Exercise description >> Scan the data below for the string "name". Copy every line where it appears.

Records for the exercise >>

= = = = =

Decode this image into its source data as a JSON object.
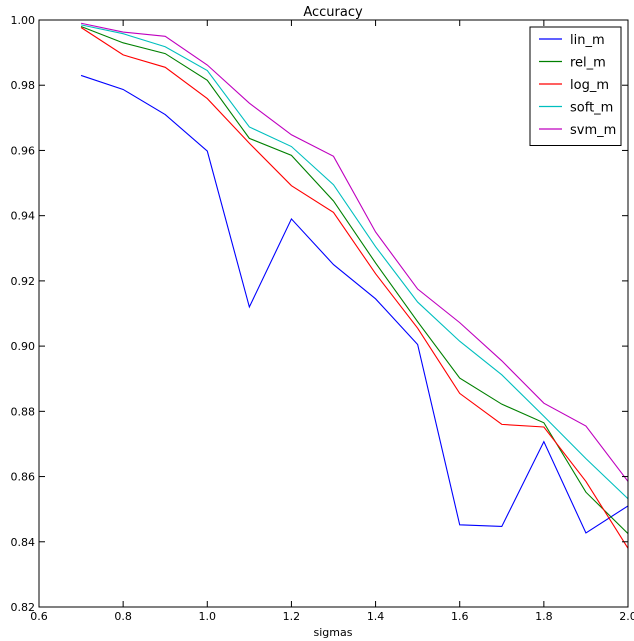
{
  "chart_data": {
    "type": "line",
    "title": "Accuracy",
    "xlabel": "sigmas",
    "ylabel": "",
    "xlim": [
      0.6,
      2.0
    ],
    "ylim": [
      0.82,
      1.0
    ],
    "xticks": [
      0.6,
      0.8,
      1.0,
      1.2,
      1.4,
      1.6,
      1.8,
      2.0
    ],
    "xtick_labels": [
      "0.6",
      "0.8",
      "1.0",
      "1.2",
      "1.4",
      "1.6",
      "1.8",
      "2.0"
    ],
    "yticks": [
      0.82,
      0.84,
      0.86,
      0.88,
      0.9,
      0.92,
      0.94,
      0.96,
      0.98,
      1.0
    ],
    "ytick_labels": [
      "0.82",
      "0.84",
      "0.86",
      "0.88",
      "0.90",
      "0.92",
      "0.94",
      "0.96",
      "0.98",
      "1.00"
    ],
    "grid": false,
    "legend_position": "top-right",
    "x": [
      0.7,
      0.8,
      0.9,
      1.0,
      1.1,
      1.2,
      1.3,
      1.4,
      1.5,
      1.6,
      1.7,
      1.8,
      1.9,
      2.0
    ],
    "series": [
      {
        "name": "lin_m",
        "color": "#0000ff",
        "values": [
          0.983,
          0.9787,
          0.971,
          0.9598,
          0.912,
          0.939,
          0.925,
          0.9145,
          0.9005,
          0.8452,
          0.8447,
          0.8707,
          0.8427,
          0.851
        ]
      },
      {
        "name": "rel_m",
        "color": "#008000",
        "values": [
          0.998,
          0.993,
          0.9897,
          0.9815,
          0.9637,
          0.9585,
          0.9445,
          0.9255,
          0.9075,
          0.8902,
          0.8822,
          0.8765,
          0.8552,
          0.8425
        ]
      },
      {
        "name": "log_m",
        "color": "#ff0000",
        "values": [
          0.9977,
          0.9893,
          0.9855,
          0.9759,
          0.9622,
          0.9492,
          0.941,
          0.9222,
          0.9055,
          0.8855,
          0.876,
          0.8752,
          0.8585,
          0.838
        ]
      },
      {
        "name": "soft_m",
        "color": "#00bfbf",
        "values": [
          0.9985,
          0.9958,
          0.9918,
          0.9845,
          0.9672,
          0.9612,
          0.9495,
          0.9305,
          0.9135,
          0.9015,
          0.8912,
          0.8785,
          0.8655,
          0.8532
        ]
      },
      {
        "name": "svm_m",
        "color": "#bf00bf",
        "values": [
          0.999,
          0.9963,
          0.995,
          0.9862,
          0.9745,
          0.9648,
          0.9582,
          0.935,
          0.9175,
          0.9072,
          0.8955,
          0.8825,
          0.8755,
          0.8585
        ]
      }
    ]
  }
}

= = = = =

Answer to the exercise >>
        "name": "lin_m",
        "name": "rel_m",
        "name": "log_m",
        "name": "soft_m",
        "name": "svm_m",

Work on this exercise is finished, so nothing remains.